Task brief >> Write out the records that appear below, verbatim and complete, but without pictures.

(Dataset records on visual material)
══════════════════════════════

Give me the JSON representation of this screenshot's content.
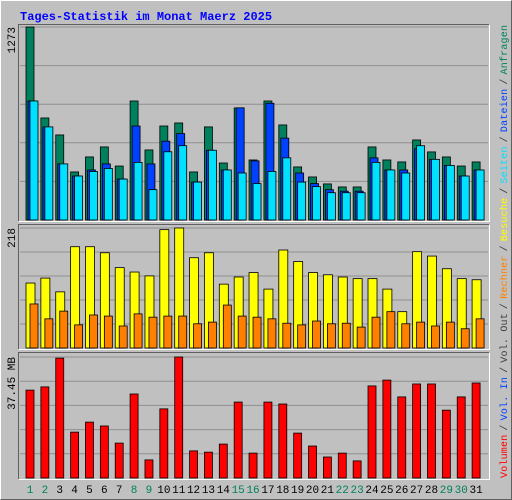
{
  "title": "Tages-Statistik im Monat Maerz 2025",
  "legend_separator": "/",
  "chart_data": [
    {
      "type": "bar",
      "ylim": [
        0,
        1273
      ],
      "yticks": [
        1273
      ],
      "series": [
        {
          "name": "Anfragen",
          "color": "#00805c",
          "values": [
            1273,
            673,
            561,
            317,
            416,
            482,
            356,
            785,
            462,
            620,
            640,
            317,
            614,
            376,
            739,
            396,
            785,
            627,
            350,
            284,
            238,
            218,
            218,
            482,
            396,
            383,
            528,
            449,
            416,
            356,
            383
          ]
        },
        {
          "name": "Dateien",
          "color": "#0040ff",
          "values": [
            785,
            614,
            370,
            290,
            330,
            370,
            270,
            620,
            370,
            520,
            570,
            250,
            460,
            330,
            740,
            390,
            770,
            540,
            310,
            240,
            200,
            190,
            190,
            410,
            330,
            330,
            470,
            400,
            360,
            290,
            330
          ]
        },
        {
          "name": "Seiten",
          "color": "#00e0ff",
          "values": [
            785,
            614,
            370,
            290,
            320,
            340,
            270,
            380,
            200,
            450,
            490,
            250,
            460,
            330,
            310,
            240,
            320,
            410,
            250,
            220,
            180,
            180,
            180,
            380,
            330,
            310,
            490,
            400,
            360,
            290,
            330
          ]
        }
      ]
    },
    {
      "type": "bar",
      "ylim": [
        0,
        218
      ],
      "yticks": [
        218
      ],
      "series": [
        {
          "name": "Besuche",
          "color": "#ffff00",
          "values": [
            118,
            127,
            102,
            184,
            184,
            173,
            146,
            138,
            131,
            215,
            218,
            164,
            173,
            116,
            129,
            137,
            107,
            178,
            157,
            137,
            133,
            129,
            126,
            126,
            107,
            66,
            175,
            167,
            144,
            126,
            124
          ]
        },
        {
          "name": "Rechner",
          "color": "#ff8000",
          "values": [
            80,
            53,
            67,
            42,
            60,
            58,
            40,
            62,
            56,
            58,
            58,
            44,
            47,
            78,
            58,
            56,
            53,
            45,
            42,
            49,
            44,
            45,
            38,
            56,
            66,
            44,
            47,
            40,
            47,
            35,
            53
          ]
        }
      ]
    },
    {
      "type": "bar",
      "ylim": [
        0,
        37.45
      ],
      "yticks": [
        {
          "value": 37.45,
          "label": "37.45 MB"
        }
      ],
      "categories": [
        "1",
        "2",
        "3",
        "4",
        "5",
        "6",
        "7",
        "8",
        "9",
        "10",
        "11",
        "12",
        "13",
        "14",
        "15",
        "16",
        "17",
        "18",
        "19",
        "20",
        "21",
        "22",
        "23",
        "24",
        "25",
        "26",
        "27",
        "28",
        "29",
        "30",
        "31"
      ],
      "category_color": "#000000",
      "highlight_color": "#00805c",
      "highlight_indices": [
        0,
        1,
        7,
        8,
        14,
        15,
        21,
        22,
        28,
        29
      ],
      "series": [
        {
          "name": "Volumen",
          "color": "#ff0000",
          "values": [
            27.2,
            28.2,
            37.1,
            14.2,
            17.3,
            16.1,
            10.8,
            26.0,
            5.6,
            21.4,
            37.45,
            8.4,
            8.0,
            10.5,
            23.5,
            7.7,
            23.5,
            22.9,
            13.9,
            9.9,
            6.5,
            7.7,
            5.3,
            28.5,
            30.3,
            25.1,
            29.1,
            29.1,
            21.0,
            25.1,
            29.4
          ]
        }
      ],
      "legend_extra": [
        {
          "name": "Vol. In",
          "color": "#0040ff"
        },
        {
          "name": "Vol. Out",
          "color": "#404040"
        }
      ]
    }
  ]
}
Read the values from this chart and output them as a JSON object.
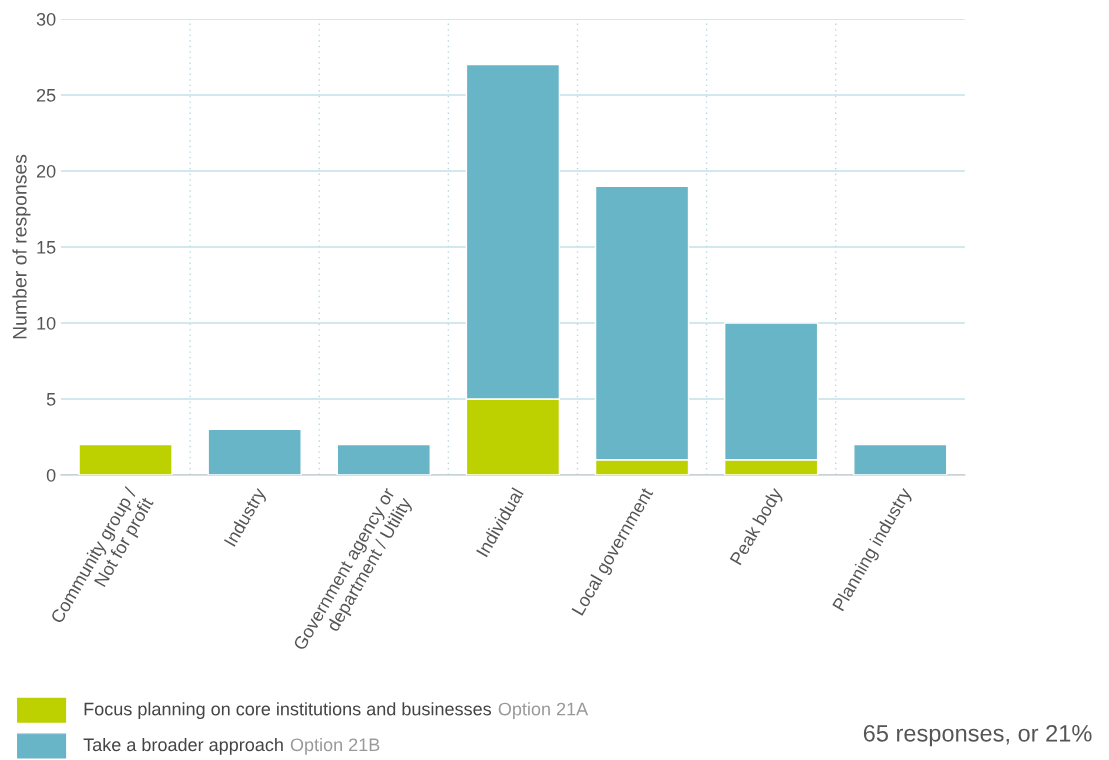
{
  "chart_data": {
    "type": "bar",
    "stacked": true,
    "ylabel": "Number of responses",
    "categories": [
      "Community group /\nNot for profit",
      "Industry",
      "Government agency or\ndepartment / Utility",
      "Individual",
      "Local government",
      "Peak body",
      "Planning industry"
    ],
    "series": [
      {
        "name": "Focus planning on core institutions and businesses",
        "color": "#bdd000",
        "values": [
          2,
          null,
          null,
          5,
          1,
          1,
          null
        ]
      },
      {
        "name": "Take a broader approach",
        "color": "#68b5c8",
        "values": [
          null,
          3,
          2,
          22,
          18,
          9,
          2
        ]
      }
    ],
    "ylim": [
      0,
      30
    ],
    "yticks": [
      0,
      5,
      10,
      15,
      20,
      25,
      30
    ],
    "grid": true,
    "legend": "bottom left",
    "annotations": [
      "Option 21A",
      "Option 21B",
      "65 responses, or 21%"
    ]
  }
}
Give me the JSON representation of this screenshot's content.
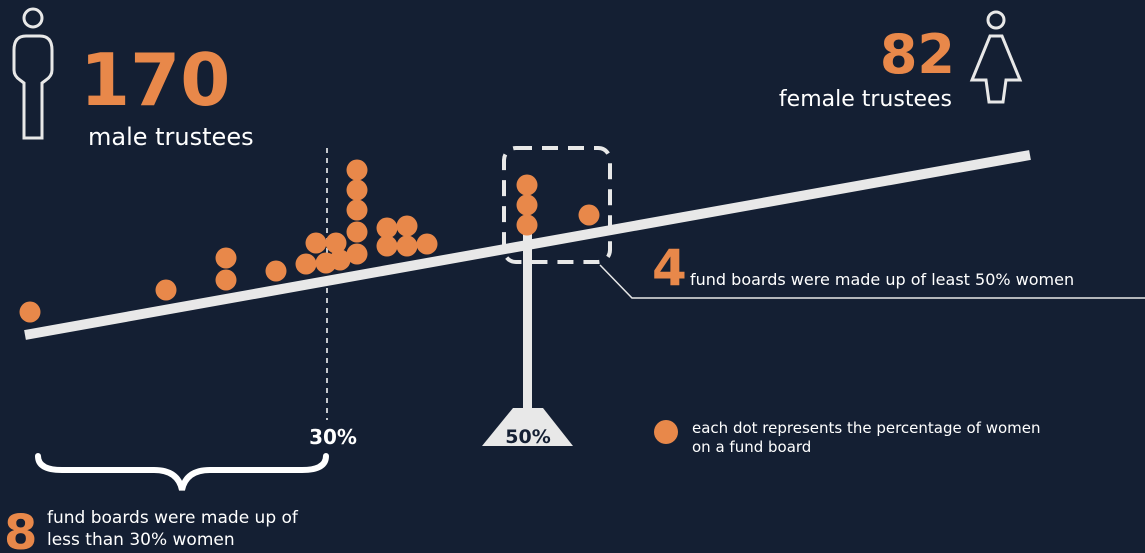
{
  "male": {
    "count": "170",
    "label": "male trustees"
  },
  "female": {
    "count": "82",
    "label": "female trustees"
  },
  "scale": {
    "left_mark": "30%",
    "center_mark": "50%"
  },
  "callout_high": {
    "number": "4",
    "text": "fund boards were made up of least 50% women"
  },
  "callout_low": {
    "number": "8",
    "lines": [
      "fund boards were made up of",
      "less than 30% women"
    ]
  },
  "legend": {
    "lines": [
      "each dot represents the percentage of women",
      "on a fund board"
    ]
  }
}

══════════════════════════════

Written answer >>
Give me the JSON representation of this screenshot's content.
{
  "title": "Tages-Statistik im Monat Maerz 2025",
  "legend_separator": "/",
  "chart_data": [
    {
      "type": "bar",
      "ylim": [
        0,
        1273
      ],
      "yticks": [
        1273
      ],
      "series": [
        {
          "name": "Anfragen",
          "color": "#00805c",
          "values": [
            1273,
            673,
            561,
            317,
            416,
            482,
            356,
            785,
            462,
            620,
            640,
            317,
            614,
            376,
            739,
            396,
            785,
            627,
            350,
            284,
            238,
            218,
            218,
            482,
            396,
            383,
            528,
            449,
            416,
            356,
            383
          ]
        },
        {
          "name": "Dateien",
          "color": "#0040ff",
          "values": [
            785,
            614,
            370,
            290,
            330,
            370,
            270,
            620,
            370,
            520,
            570,
            250,
            460,
            330,
            740,
            390,
            770,
            540,
            310,
            240,
            200,
            190,
            190,
            410,
            330,
            330,
            470,
            400,
            360,
            290,
            330
          ]
        },
        {
          "name": "Seiten",
          "color": "#00e0ff",
          "values": [
            785,
            614,
            370,
            290,
            320,
            340,
            270,
            380,
            200,
            450,
            490,
            250,
            460,
            330,
            310,
            240,
            320,
            410,
            250,
            220,
            180,
            180,
            180,
            380,
            330,
            310,
            490,
            400,
            360,
            290,
            330
          ]
        }
      ]
    },
    {
      "type": "bar",
      "ylim": [
        0,
        218
      ],
      "yticks": [
        218
      ],
      "series": [
        {
          "name": "Besuche",
          "color": "#ffff00",
          "values": [
            118,
            127,
            102,
            184,
            184,
            173,
            146,
            138,
            131,
            215,
            218,
            164,
            173,
            116,
            129,
            137,
            107,
            178,
            157,
            137,
            133,
            129,
            126,
            126,
            107,
            66,
            175,
            167,
            144,
            126,
            124
          ]
        },
        {
          "name": "Rechner",
          "color": "#ff8000",
          "values": [
            80,
            53,
            67,
            42,
            60,
            58,
            40,
            62,
            56,
            58,
            58,
            44,
            47,
            78,
            58,
            56,
            53,
            45,
            42,
            49,
            44,
            45,
            38,
            56,
            66,
            44,
            47,
            40,
            47,
            35,
            53
          ]
        }
      ]
    },
    {
      "type": "bar",
      "ylim": [
        0,
        37.45
      ],
      "yticks": [
        {
          "value": 37.45,
          "label": "37.45 MB"
        }
      ],
      "categories": [
        "1",
        "2",
        "3",
        "4",
        "5",
        "6",
        "7",
        "8",
        "9",
        "10",
        "11",
        "12",
        "13",
        "14",
        "15",
        "16",
        "17",
        "18",
        "19",
        "20",
        "21",
        "22",
        "23",
        "24",
        "25",
        "26",
        "27",
        "28",
        "29",
        "30",
        "31"
      ],
      "category_color": "#000000",
      "highlight_color": "#00805c",
      "highlight_indices": [
        0,
        1,
        7,
        8,
        14,
        15,
        21,
        22,
        28,
        29
      ],
      "series": [
        {
          "name": "Volumen",
          "color": "#ff0000",
          "values": [
            27.2,
            28.2,
            37.1,
            14.2,
            17.3,
            16.1,
            10.8,
            26.0,
            5.6,
            21.4,
            37.45,
            8.4,
            8.0,
            10.5,
            23.5,
            7.7,
            23.5,
            22.9,
            13.9,
            9.9,
            6.5,
            7.7,
            5.3,
            28.5,
            30.3,
            25.1,
            29.1,
            29.1,
            21.0,
            25.1,
            29.4
          ]
        }
      ],
      "legend_extra": [
        {
          "name": "Vol. In",
          "color": "#0040ff"
        },
        {
          "name": "Vol. Out",
          "color": "#404040"
        }
      ]
    }
  ]
}
Read the values from this chart and output them as a JSON object.
{
  "chart_data": {
    "type": "bar",
    "stacked": true,
    "ylabel": "Number of responses",
    "categories": [
      "Community group /\nNot for profit",
      "Industry",
      "Government agency or\ndepartment / Utility",
      "Individual",
      "Local government",
      "Peak body",
      "Planning industry"
    ],
    "series": [
      {
        "name": "Focus planning on core institutions and businesses",
        "color": "#bdd000",
        "values": [
          2,
          null,
          null,
          5,
          1,
          1,
          null
        ]
      },
      {
        "name": "Take a broader approach",
        "color": "#68b5c8",
        "values": [
          null,
          3,
          2,
          22,
          18,
          9,
          2
        ]
      }
    ],
    "ylim": [
      0,
      30
    ],
    "yticks": [
      0,
      5,
      10,
      15,
      20,
      25,
      30
    ],
    "grid": true,
    "legend": "bottom left",
    "annotations": [
      "Option 21A",
      "Option 21B",
      "65 responses, or 21%"
    ]
  }
}
Give me the JSON representation of this screenshot's content.
{
  "male": {
    "count": "170",
    "label": "male trustees"
  },
  "female": {
    "count": "82",
    "label": "female trustees"
  },
  "scale": {
    "left_mark": "30%",
    "center_mark": "50%"
  },
  "callout_high": {
    "number": "4",
    "text": "fund boards were made up of least 50% women"
  },
  "callout_low": {
    "number": "8",
    "lines": [
      "fund boards were made up of",
      "less than 30% women"
    ]
  },
  "legend": {
    "lines": [
      "each dot represents the percentage of women",
      "on a fund board"
    ]
  }
}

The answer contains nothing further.